» **Raw records**:

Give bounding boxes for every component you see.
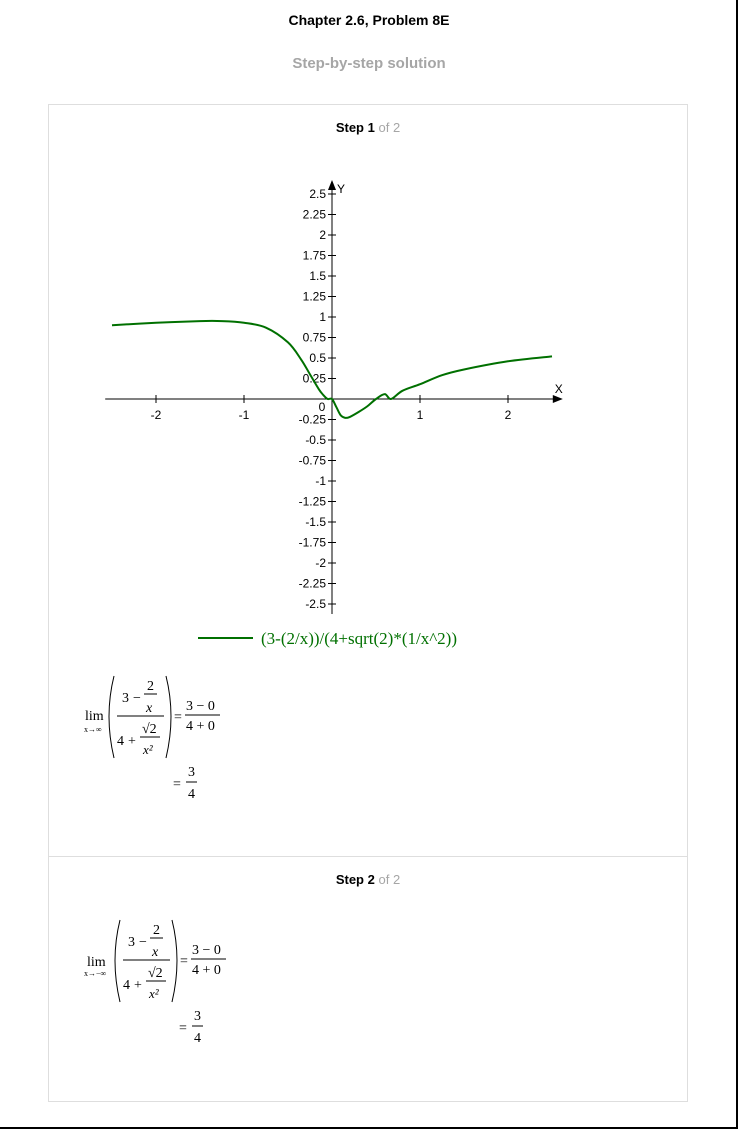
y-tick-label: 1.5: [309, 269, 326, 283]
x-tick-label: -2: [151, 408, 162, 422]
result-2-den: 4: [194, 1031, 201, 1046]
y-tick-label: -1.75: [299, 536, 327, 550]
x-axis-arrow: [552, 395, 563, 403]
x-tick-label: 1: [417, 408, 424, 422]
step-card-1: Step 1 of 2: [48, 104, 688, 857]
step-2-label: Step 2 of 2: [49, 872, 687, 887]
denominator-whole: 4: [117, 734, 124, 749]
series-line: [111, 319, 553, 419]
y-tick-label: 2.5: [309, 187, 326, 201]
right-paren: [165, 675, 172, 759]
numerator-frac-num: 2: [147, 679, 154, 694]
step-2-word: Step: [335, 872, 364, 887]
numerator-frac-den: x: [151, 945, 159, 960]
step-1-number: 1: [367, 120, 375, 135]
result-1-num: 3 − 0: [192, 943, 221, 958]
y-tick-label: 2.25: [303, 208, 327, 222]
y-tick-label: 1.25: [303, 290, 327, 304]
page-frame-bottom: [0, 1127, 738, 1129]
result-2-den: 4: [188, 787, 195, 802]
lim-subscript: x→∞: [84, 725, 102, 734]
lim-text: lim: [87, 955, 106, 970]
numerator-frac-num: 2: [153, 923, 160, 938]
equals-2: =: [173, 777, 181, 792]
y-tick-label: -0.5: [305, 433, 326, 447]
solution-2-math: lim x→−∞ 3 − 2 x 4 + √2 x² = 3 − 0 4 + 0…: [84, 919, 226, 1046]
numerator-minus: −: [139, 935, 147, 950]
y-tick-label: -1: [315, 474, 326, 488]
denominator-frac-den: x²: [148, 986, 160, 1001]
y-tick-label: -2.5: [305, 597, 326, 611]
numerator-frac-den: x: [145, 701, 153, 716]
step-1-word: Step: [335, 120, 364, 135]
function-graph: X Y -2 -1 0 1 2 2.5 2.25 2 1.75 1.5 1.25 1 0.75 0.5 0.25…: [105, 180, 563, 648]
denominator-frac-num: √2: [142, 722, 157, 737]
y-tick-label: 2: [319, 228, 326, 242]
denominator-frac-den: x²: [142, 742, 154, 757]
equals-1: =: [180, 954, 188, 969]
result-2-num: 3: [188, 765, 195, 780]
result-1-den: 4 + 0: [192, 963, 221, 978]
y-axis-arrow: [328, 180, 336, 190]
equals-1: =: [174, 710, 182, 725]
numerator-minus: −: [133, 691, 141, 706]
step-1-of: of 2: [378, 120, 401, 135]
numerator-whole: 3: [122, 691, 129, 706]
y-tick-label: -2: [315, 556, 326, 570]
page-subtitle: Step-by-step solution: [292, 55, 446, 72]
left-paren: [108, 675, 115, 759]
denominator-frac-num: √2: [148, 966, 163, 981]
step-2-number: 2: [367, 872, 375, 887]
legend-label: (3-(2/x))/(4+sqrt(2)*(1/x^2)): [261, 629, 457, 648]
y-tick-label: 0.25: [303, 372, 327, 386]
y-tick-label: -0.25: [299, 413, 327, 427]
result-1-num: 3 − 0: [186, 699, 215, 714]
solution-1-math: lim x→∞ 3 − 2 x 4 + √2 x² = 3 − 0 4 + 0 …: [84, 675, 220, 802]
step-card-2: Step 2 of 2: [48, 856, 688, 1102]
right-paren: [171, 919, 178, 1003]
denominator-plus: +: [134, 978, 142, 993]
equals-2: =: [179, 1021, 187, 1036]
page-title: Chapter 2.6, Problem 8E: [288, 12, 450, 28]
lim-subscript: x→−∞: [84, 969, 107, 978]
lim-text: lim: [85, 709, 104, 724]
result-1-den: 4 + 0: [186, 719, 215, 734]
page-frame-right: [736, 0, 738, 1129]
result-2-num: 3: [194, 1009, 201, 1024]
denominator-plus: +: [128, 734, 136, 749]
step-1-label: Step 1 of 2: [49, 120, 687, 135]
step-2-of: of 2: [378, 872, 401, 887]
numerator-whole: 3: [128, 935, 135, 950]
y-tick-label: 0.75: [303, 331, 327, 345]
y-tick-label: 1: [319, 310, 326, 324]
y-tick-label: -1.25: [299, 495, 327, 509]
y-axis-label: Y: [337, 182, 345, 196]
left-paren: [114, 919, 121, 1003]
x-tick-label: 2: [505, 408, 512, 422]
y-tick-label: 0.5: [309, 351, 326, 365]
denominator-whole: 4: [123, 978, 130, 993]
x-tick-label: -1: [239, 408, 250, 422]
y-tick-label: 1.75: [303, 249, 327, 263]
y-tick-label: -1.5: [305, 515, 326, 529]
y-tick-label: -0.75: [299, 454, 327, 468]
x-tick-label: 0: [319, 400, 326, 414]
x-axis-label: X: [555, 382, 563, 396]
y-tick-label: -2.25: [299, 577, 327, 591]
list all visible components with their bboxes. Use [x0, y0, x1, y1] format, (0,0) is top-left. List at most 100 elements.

» **What you should do**: Can you retype every line of the items above, character for character and in the same order, without the pictures?

» **Exercise response**:
Give bounding boxes for every component you see.
y-tick-label: 1.5: [309, 269, 326, 283]
x-tick-label: -2: [151, 408, 162, 422]
result-2-den: 4: [194, 1031, 201, 1046]
y-tick-label: -1.75: [299, 536, 327, 550]
x-axis-arrow: [552, 395, 563, 403]
x-tick-label: 1: [417, 408, 424, 422]
step-card-1: Step 1 of 2: [48, 104, 688, 857]
step-2-label: Step 2 of 2: [49, 872, 687, 887]
denominator-whole: 4: [117, 734, 124, 749]
series-line: [111, 319, 553, 419]
y-tick-label: 2.5: [309, 187, 326, 201]
right-paren: [165, 675, 172, 759]
numerator-frac-num: 2: [147, 679, 154, 694]
step-2-word: Step: [335, 872, 364, 887]
numerator-frac-den: x: [151, 945, 159, 960]
step-1-number: 1: [367, 120, 375, 135]
result-1-num: 3 − 0: [192, 943, 221, 958]
y-tick-label: 2.25: [303, 208, 327, 222]
y-tick-label: 1.25: [303, 290, 327, 304]
page-frame-bottom: [0, 1127, 738, 1129]
result-2-den: 4: [188, 787, 195, 802]
lim-subscript: x→∞: [84, 725, 102, 734]
lim-text: lim: [87, 955, 106, 970]
numerator-frac-num: 2: [153, 923, 160, 938]
equals-2: =: [173, 777, 181, 792]
y-tick-label: -0.5: [305, 433, 326, 447]
solution-2-math: lim x→−∞ 3 − 2 x 4 + √2 x² = 3 − 0 4 + 0…: [84, 919, 226, 1046]
numerator-minus: −: [139, 935, 147, 950]
y-tick-label: -1: [315, 474, 326, 488]
denominator-frac-den: x²: [148, 986, 160, 1001]
y-tick-label: -2.5: [305, 597, 326, 611]
numerator-frac-den: x: [145, 701, 153, 716]
step-1-word: Step: [335, 120, 364, 135]
function-graph: X Y -2 -1 0 1 2 2.5 2.25 2 1.75 1.5 1.25 1 0.75 0.5 0.25…: [105, 180, 563, 648]
denominator-frac-num: √2: [142, 722, 157, 737]
y-tick-label: 2: [319, 228, 326, 242]
denominator-frac-den: x²: [142, 742, 154, 757]
equals-1: =: [180, 954, 188, 969]
result-2-num: 3: [188, 765, 195, 780]
result-1-den: 4 + 0: [192, 963, 221, 978]
y-axis-arrow: [328, 180, 336, 190]
equals-1: =: [174, 710, 182, 725]
numerator-minus: −: [133, 691, 141, 706]
step-1-of: of 2: [378, 120, 401, 135]
numerator-whole: 3: [122, 691, 129, 706]
y-tick-label: -2: [315, 556, 326, 570]
page-subtitle: Step-by-step solution: [292, 55, 446, 72]
left-paren: [108, 675, 115, 759]
denominator-frac-num: √2: [148, 966, 163, 981]
step-2-number: 2: [367, 872, 375, 887]
legend-label: (3-(2/x))/(4+sqrt(2)*(1/x^2)): [261, 629, 457, 648]
y-tick-label: 0.25: [303, 372, 327, 386]
y-tick-label: -0.25: [299, 413, 327, 427]
result-1-num: 3 − 0: [186, 699, 215, 714]
solution-1-math: lim x→∞ 3 − 2 x 4 + √2 x² = 3 − 0 4 + 0 …: [84, 675, 220, 802]
step-card-2: Step 2 of 2: [48, 856, 688, 1102]
right-paren: [171, 919, 178, 1003]
denominator-plus: +: [134, 978, 142, 993]
equals-2: =: [179, 1021, 187, 1036]
page-title: Chapter 2.6, Problem 8E: [288, 12, 450, 28]
lim-subscript: x→−∞: [84, 969, 107, 978]
lim-text: lim: [85, 709, 104, 724]
result-1-den: 4 + 0: [186, 719, 215, 734]
page-frame-right: [736, 0, 738, 1129]
result-2-num: 3: [194, 1009, 201, 1024]
denominator-plus: +: [128, 734, 136, 749]
step-1-label: Step 1 of 2: [49, 120, 687, 135]
step-2-of: of 2: [378, 872, 401, 887]
numerator-whole: 3: [128, 935, 135, 950]
y-tick-label: 0.75: [303, 331, 327, 345]
y-tick-label: 1: [319, 310, 326, 324]
y-tick-label: -1.25: [299, 495, 327, 509]
y-axis-label: Y: [337, 182, 345, 196]
left-paren: [114, 919, 121, 1003]
x-tick-label: 2: [505, 408, 512, 422]
y-tick-label: 0.5: [309, 351, 326, 365]
denominator-whole: 4: [123, 978, 130, 993]
x-tick-label: -1: [239, 408, 250, 422]
y-tick-label: 1.75: [303, 249, 327, 263]
y-tick-label: -1.5: [305, 515, 326, 529]
y-tick-label: -0.75: [299, 454, 327, 468]
x-tick-label: 0: [319, 400, 326, 414]
x-axis-label: X: [555, 382, 563, 396]
y-tick-label: -2.25: [299, 577, 327, 591]
list all visible components with their bboxes. Use [x0, y0, x1, y1] format, (0,0) is top-left. List at most 100 elements.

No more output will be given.